Written request: Your task is to transcribe all of the data below exactly, omitting the images.

Recorded information:
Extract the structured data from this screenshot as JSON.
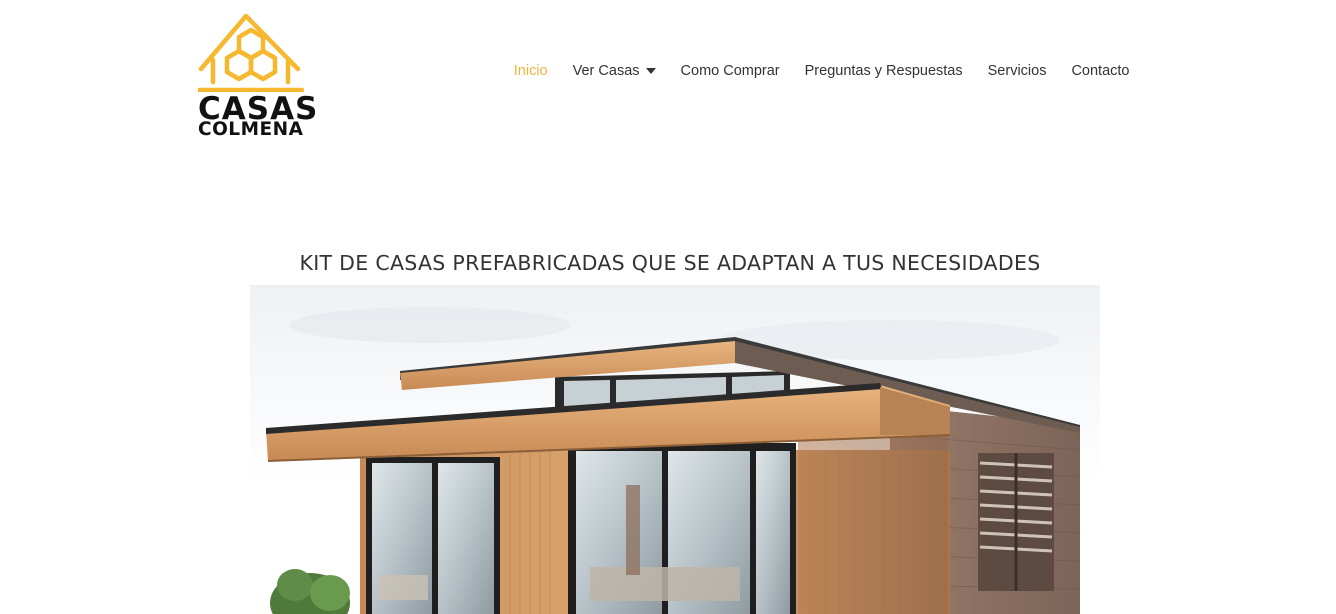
{
  "brand": {
    "line1": "CASAS",
    "line2": "COLMENA",
    "accent_color": "#f5b82e",
    "icon": "honeycomb-house-icon"
  },
  "nav": {
    "items": [
      {
        "label": "Inicio",
        "active": true
      },
      {
        "label": "Ver Casas",
        "has_dropdown": true
      },
      {
        "label": "Como Comprar"
      },
      {
        "label": "Preguntas y Respuestas"
      },
      {
        "label": "Servicios"
      },
      {
        "label": "Contacto"
      }
    ],
    "active_color": "#f0b540",
    "dropdown_icon": "caret-down-icon"
  },
  "hero": {
    "headline": "KIT DE CASAS PREFABRICADAS QUE SE ADAPTAN A TUS NECESIDADES",
    "image_subject": "prefab-wooden-house-image"
  }
}
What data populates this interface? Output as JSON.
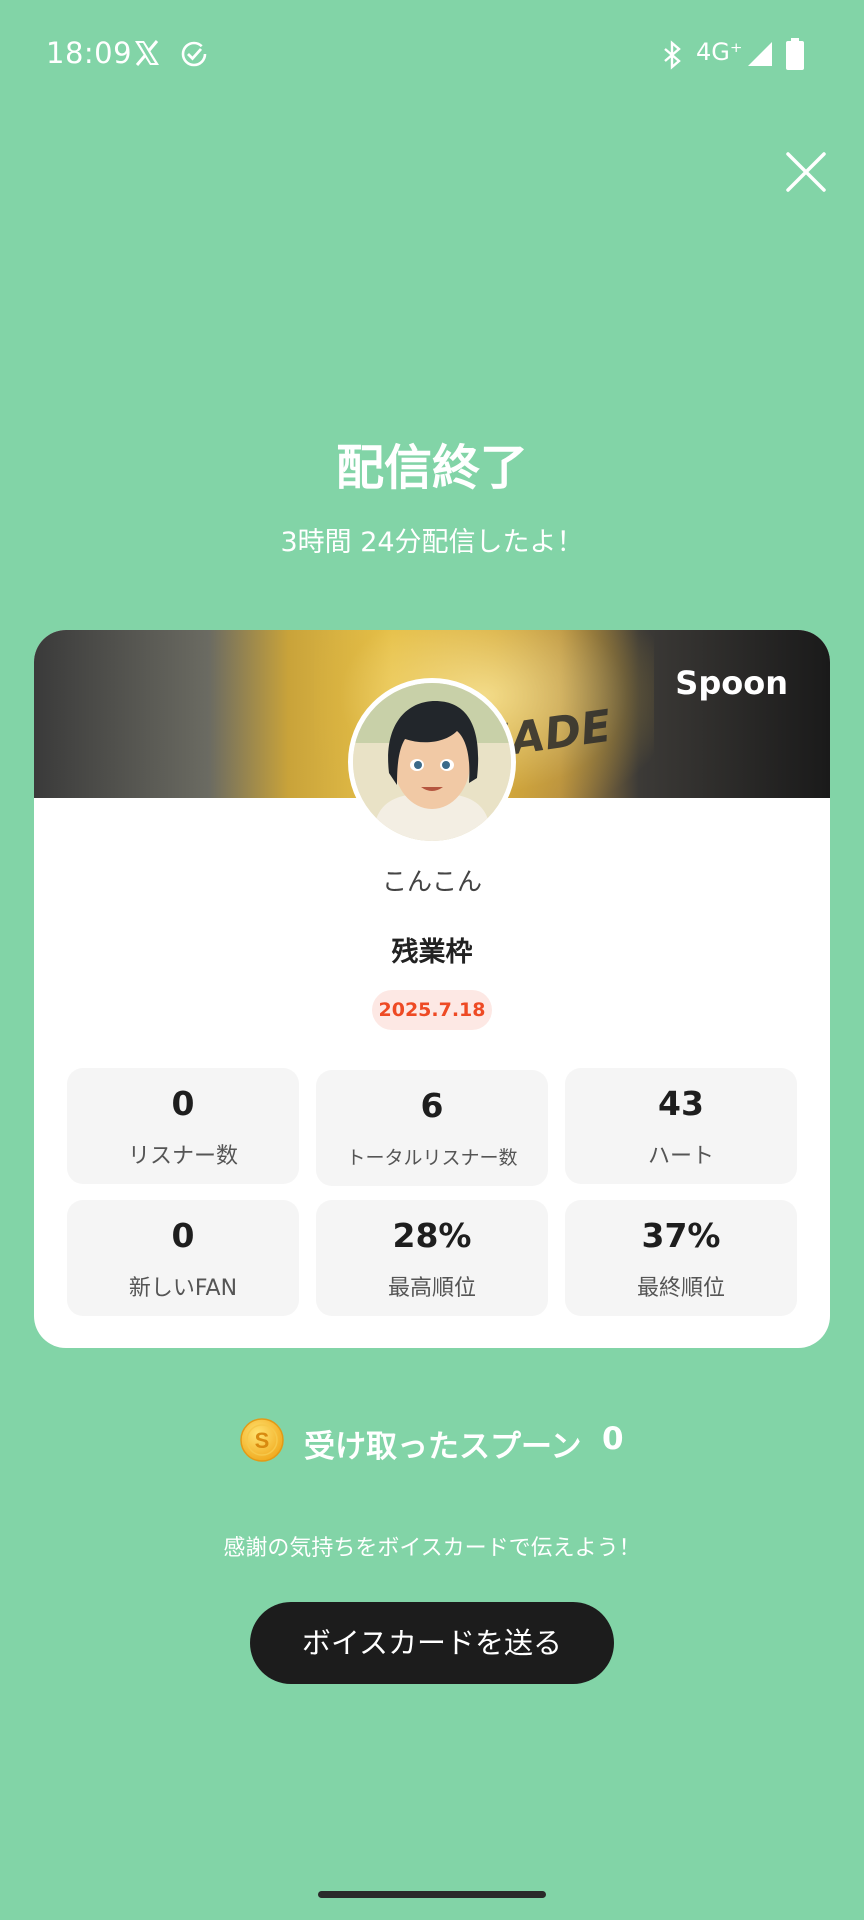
{
  "status_bar": {
    "time": "18:09",
    "network": "4G⁺",
    "icons": [
      "x-logo-icon",
      "check-circle-icon",
      "bluetooth-icon",
      "signal-icon",
      "battery-icon"
    ]
  },
  "header": {
    "close_icon": "close-icon",
    "title": "配信終了",
    "subtitle": "3時間 24分配信したよ！"
  },
  "card": {
    "brand": "Spoon",
    "dj_name": "こんこん",
    "live_title": "残業枠",
    "date": "2025.7.18",
    "stats": [
      {
        "value": "0",
        "label": "リスナー数"
      },
      {
        "value": "6",
        "label": "トータルリスナー数"
      },
      {
        "value": "43",
        "label": "ハート"
      },
      {
        "value": "0",
        "label": "新しいFAN"
      },
      {
        "value": "28%",
        "label": "最高順位"
      },
      {
        "value": "37%",
        "label": "最終順位"
      }
    ]
  },
  "spoons": {
    "label": "受け取ったスプーン",
    "count": "0",
    "coin_letter": "S"
  },
  "voice_card": {
    "prompt": "感謝の気持ちをボイスカードで伝えよう！",
    "button_label": "ボイスカードを送る"
  },
  "colors": {
    "background": "#82d4a7",
    "card": "#ffffff",
    "badge_text": "#ee4a24",
    "badge_bg": "#fde8e4",
    "button": "#1c1c1c"
  }
}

Problem solution:
Extract the structured data from this screenshot as JSON.
{
  "brand": {
    "line1": "CASAS",
    "line2": "COLMENA",
    "accent_color": "#f5b82e",
    "icon": "honeycomb-house-icon"
  },
  "nav": {
    "items": [
      {
        "label": "Inicio",
        "active": true
      },
      {
        "label": "Ver Casas",
        "has_dropdown": true
      },
      {
        "label": "Como Comprar"
      },
      {
        "label": "Preguntas y Respuestas"
      },
      {
        "label": "Servicios"
      },
      {
        "label": "Contacto"
      }
    ],
    "active_color": "#f0b540",
    "dropdown_icon": "caret-down-icon"
  },
  "hero": {
    "headline": "KIT DE CASAS PREFABRICADAS QUE SE ADAPTAN A TUS NECESIDADES",
    "image_subject": "prefab-wooden-house-image"
  }
}
What data populates this interface? Output as JSON.
{
  "status_bar": {
    "time": "18:09",
    "network": "4G⁺",
    "icons": [
      "x-logo-icon",
      "check-circle-icon",
      "bluetooth-icon",
      "signal-icon",
      "battery-icon"
    ]
  },
  "header": {
    "close_icon": "close-icon",
    "title": "配信終了",
    "subtitle": "3時間 24分配信したよ！"
  },
  "card": {
    "brand": "Spoon",
    "dj_name": "こんこん",
    "live_title": "残業枠",
    "date": "2025.7.18",
    "stats": [
      {
        "value": "0",
        "label": "リスナー数"
      },
      {
        "value": "6",
        "label": "トータルリスナー数"
      },
      {
        "value": "43",
        "label": "ハート"
      },
      {
        "value": "0",
        "label": "新しいFAN"
      },
      {
        "value": "28%",
        "label": "最高順位"
      },
      {
        "value": "37%",
        "label": "最終順位"
      }
    ]
  },
  "spoons": {
    "label": "受け取ったスプーン",
    "count": "0",
    "coin_letter": "S"
  },
  "voice_card": {
    "prompt": "感謝の気持ちをボイスカードで伝えよう！",
    "button_label": "ボイスカードを送る"
  },
  "colors": {
    "background": "#82d4a7",
    "card": "#ffffff",
    "badge_text": "#ee4a24",
    "badge_bg": "#fde8e4",
    "button": "#1c1c1c"
  }
}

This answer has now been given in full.